What this task involves =>
Give the total number of lines with the word "Output" in them, and no other words.

(Collection entries)
★ ★ ★ ★ ★
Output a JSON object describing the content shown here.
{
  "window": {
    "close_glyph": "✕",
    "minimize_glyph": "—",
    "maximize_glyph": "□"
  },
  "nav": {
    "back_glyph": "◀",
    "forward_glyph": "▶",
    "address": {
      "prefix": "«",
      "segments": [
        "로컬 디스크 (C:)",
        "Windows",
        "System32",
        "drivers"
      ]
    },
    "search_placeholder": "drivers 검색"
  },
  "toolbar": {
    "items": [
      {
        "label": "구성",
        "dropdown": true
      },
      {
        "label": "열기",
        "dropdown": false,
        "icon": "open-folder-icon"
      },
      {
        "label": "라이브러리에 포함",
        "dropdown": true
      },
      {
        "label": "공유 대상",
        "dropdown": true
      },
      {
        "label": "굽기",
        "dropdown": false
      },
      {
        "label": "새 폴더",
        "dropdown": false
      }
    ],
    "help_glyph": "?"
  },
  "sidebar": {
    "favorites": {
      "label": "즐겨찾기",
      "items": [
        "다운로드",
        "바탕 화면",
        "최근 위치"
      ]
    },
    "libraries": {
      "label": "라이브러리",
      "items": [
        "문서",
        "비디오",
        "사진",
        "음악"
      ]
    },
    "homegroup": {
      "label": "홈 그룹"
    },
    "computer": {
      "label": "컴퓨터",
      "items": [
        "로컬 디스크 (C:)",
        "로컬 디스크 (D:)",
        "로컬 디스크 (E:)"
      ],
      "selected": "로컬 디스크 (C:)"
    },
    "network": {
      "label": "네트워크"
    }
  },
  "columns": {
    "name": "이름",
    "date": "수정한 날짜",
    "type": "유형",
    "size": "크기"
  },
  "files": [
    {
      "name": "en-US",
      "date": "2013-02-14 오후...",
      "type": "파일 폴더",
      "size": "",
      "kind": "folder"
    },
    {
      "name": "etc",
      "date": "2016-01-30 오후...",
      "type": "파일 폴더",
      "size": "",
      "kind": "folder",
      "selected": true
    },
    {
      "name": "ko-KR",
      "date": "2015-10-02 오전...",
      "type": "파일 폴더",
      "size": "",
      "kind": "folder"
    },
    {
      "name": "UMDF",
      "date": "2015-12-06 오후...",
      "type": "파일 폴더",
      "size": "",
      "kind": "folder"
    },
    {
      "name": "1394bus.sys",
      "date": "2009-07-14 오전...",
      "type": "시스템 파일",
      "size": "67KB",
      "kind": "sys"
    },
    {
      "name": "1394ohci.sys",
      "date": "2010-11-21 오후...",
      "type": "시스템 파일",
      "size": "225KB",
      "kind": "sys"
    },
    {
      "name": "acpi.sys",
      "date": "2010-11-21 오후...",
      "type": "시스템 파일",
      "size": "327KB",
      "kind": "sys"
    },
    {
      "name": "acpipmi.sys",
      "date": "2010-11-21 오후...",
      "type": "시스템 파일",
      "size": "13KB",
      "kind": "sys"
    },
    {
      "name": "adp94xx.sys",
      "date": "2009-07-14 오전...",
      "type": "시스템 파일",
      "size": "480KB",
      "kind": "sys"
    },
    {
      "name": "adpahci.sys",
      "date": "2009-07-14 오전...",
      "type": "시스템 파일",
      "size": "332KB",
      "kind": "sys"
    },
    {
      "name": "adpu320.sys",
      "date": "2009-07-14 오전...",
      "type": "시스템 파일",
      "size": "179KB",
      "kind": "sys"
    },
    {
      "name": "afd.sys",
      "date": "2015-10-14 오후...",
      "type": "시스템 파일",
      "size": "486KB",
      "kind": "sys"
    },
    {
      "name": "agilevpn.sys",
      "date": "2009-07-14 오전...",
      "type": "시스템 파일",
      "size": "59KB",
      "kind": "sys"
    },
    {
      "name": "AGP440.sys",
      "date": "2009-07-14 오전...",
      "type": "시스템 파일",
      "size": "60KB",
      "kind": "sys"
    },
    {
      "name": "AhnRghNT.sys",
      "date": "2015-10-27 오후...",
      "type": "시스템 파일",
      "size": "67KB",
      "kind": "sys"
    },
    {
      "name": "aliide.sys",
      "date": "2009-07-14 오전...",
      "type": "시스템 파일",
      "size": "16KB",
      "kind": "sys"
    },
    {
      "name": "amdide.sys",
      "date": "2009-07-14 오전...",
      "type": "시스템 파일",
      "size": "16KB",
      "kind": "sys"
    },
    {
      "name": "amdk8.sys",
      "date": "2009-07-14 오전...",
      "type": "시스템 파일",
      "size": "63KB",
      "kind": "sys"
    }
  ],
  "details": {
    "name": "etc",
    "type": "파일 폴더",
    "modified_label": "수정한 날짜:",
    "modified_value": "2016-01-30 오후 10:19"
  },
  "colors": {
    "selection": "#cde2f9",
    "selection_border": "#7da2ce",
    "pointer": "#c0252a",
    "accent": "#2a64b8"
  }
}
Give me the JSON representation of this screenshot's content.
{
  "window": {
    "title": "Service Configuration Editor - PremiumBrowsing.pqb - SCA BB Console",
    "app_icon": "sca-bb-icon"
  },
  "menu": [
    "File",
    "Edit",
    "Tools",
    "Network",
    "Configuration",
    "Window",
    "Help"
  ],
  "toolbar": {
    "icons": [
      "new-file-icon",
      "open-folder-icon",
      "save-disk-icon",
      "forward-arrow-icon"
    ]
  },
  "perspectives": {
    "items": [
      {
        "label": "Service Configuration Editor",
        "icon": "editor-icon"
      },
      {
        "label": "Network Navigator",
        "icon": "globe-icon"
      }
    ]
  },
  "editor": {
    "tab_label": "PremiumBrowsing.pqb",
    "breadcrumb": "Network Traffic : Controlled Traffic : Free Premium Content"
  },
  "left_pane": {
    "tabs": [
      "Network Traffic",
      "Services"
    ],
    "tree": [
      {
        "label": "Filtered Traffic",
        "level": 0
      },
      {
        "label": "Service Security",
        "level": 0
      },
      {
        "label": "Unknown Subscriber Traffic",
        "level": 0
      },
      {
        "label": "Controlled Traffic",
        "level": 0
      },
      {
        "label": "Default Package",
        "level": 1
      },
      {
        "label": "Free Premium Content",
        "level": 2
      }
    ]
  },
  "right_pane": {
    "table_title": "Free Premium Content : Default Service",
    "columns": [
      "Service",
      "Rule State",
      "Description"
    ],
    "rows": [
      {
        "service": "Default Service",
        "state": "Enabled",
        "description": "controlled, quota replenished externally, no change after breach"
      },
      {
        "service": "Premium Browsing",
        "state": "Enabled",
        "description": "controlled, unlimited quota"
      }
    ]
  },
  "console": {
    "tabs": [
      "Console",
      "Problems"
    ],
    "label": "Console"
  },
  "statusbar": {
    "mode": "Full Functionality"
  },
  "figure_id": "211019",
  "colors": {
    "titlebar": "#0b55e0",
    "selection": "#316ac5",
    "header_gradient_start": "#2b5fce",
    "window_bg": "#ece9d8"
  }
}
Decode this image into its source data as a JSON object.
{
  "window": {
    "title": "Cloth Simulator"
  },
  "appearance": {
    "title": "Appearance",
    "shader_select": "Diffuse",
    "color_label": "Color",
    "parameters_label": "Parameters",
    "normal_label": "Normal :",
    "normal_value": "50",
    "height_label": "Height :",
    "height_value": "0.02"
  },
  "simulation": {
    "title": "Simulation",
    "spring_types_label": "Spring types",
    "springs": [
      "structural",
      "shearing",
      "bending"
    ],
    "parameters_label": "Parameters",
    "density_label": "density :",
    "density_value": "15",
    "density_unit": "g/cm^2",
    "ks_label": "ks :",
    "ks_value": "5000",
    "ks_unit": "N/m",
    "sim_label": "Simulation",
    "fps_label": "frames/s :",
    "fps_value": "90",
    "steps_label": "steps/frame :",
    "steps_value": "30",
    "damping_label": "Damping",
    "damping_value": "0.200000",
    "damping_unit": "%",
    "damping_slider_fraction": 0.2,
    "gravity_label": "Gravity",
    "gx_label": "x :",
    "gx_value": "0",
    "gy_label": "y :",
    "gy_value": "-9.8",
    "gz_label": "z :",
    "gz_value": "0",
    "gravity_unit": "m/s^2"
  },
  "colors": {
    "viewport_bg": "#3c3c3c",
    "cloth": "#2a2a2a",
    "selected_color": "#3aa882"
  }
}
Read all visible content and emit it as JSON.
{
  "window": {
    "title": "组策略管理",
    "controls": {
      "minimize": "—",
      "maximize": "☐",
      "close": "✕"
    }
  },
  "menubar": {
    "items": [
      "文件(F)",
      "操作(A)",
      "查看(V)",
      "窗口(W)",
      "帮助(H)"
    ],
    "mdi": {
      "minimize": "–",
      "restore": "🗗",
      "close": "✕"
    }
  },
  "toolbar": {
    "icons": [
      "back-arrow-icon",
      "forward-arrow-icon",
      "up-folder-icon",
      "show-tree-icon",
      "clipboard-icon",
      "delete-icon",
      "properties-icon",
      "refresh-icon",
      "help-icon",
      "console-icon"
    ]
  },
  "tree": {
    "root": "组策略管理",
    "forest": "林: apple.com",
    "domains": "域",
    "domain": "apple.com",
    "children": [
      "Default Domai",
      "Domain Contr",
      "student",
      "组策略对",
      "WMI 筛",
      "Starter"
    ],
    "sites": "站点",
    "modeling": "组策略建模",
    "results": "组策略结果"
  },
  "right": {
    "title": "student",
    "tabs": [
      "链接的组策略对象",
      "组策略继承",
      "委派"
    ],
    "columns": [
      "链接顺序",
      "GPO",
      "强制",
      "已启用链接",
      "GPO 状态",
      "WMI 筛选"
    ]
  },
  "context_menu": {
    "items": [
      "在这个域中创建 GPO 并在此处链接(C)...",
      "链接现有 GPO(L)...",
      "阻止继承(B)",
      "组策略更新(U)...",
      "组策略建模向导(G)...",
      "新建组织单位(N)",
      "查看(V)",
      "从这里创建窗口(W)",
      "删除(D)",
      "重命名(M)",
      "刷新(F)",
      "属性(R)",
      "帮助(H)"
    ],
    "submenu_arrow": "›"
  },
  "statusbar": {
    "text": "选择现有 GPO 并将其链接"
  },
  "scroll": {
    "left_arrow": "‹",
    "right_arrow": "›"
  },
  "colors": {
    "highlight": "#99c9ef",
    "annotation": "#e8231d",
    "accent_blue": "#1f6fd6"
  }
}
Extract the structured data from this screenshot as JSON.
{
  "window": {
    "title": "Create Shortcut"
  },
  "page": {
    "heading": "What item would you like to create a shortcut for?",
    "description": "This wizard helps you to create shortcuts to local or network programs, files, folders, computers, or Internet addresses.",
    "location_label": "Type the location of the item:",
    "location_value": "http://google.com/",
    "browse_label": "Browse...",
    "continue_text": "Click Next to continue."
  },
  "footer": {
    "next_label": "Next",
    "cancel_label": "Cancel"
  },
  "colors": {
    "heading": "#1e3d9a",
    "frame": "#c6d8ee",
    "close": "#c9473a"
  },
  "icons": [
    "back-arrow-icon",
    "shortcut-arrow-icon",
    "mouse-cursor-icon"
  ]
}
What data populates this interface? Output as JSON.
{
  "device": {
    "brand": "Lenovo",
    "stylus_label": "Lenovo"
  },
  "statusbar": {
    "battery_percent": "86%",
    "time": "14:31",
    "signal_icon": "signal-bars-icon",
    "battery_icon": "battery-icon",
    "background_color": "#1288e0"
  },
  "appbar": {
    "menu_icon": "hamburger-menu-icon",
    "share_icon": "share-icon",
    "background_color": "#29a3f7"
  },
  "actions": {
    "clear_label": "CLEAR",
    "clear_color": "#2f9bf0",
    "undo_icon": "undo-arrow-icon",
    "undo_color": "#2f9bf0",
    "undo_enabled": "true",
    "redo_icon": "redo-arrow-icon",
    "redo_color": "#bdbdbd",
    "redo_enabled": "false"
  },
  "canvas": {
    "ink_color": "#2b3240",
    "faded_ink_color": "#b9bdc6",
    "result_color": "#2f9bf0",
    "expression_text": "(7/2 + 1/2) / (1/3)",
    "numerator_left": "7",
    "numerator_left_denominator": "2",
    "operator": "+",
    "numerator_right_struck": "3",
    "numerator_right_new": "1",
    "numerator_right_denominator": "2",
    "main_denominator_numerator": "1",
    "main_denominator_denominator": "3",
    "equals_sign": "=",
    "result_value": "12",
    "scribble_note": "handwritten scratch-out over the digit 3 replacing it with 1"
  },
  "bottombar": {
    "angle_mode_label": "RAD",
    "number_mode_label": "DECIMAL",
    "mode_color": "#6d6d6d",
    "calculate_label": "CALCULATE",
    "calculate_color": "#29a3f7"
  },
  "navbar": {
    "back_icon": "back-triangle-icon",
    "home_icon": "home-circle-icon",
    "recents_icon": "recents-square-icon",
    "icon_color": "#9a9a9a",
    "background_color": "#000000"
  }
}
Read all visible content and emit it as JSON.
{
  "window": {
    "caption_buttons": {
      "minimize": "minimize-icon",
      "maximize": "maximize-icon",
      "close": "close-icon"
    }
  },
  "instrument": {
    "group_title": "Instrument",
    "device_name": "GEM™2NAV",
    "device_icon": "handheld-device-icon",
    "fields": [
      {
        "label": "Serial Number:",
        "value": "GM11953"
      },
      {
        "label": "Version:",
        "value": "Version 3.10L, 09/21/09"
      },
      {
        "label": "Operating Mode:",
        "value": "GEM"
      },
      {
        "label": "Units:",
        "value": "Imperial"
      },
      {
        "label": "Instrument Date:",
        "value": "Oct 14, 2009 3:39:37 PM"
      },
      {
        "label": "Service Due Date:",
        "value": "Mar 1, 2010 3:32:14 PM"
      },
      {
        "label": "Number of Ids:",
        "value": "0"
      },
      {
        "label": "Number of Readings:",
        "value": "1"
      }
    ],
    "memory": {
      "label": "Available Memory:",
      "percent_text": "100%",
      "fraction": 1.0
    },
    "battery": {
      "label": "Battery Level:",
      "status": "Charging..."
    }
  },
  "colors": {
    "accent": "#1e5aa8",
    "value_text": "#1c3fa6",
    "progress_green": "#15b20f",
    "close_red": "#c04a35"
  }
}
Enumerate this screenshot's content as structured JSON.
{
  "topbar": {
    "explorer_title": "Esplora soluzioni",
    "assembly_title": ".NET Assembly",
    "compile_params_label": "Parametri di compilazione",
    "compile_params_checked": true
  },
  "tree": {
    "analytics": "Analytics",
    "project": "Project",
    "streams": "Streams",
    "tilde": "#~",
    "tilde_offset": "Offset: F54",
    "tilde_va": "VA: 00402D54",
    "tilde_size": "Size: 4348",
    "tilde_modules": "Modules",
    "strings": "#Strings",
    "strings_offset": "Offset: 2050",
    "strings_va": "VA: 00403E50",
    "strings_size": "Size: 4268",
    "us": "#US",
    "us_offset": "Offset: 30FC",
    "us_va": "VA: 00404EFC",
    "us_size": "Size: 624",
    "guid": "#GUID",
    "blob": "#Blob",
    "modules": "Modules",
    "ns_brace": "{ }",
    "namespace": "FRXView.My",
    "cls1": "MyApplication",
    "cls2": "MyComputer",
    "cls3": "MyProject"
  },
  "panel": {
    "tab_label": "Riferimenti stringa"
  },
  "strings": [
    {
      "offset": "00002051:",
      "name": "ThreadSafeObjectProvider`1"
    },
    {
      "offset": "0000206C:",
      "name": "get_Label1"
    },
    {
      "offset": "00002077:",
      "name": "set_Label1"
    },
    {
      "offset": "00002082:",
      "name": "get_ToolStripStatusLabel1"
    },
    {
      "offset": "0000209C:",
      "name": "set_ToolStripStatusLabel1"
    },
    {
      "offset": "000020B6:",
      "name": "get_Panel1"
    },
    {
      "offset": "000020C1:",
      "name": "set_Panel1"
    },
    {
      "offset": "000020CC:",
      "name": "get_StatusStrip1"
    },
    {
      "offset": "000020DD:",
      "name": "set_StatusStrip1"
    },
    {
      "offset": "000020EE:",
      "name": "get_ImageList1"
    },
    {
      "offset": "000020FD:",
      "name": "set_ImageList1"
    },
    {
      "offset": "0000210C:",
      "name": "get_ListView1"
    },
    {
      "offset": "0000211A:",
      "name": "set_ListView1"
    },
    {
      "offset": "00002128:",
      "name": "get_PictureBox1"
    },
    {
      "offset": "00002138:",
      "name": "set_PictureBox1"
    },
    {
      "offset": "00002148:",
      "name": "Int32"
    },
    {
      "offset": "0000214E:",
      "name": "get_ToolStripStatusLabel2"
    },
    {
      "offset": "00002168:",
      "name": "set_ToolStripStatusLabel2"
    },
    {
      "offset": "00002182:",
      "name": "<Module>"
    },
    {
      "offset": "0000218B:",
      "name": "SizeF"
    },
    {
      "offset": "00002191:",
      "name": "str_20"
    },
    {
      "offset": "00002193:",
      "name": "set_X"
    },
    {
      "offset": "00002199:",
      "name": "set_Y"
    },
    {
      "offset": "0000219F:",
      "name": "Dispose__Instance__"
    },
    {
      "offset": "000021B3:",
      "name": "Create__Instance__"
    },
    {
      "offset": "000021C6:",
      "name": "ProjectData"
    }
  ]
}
★ ★ ★ ★ ★
Solution for this exercise =>
2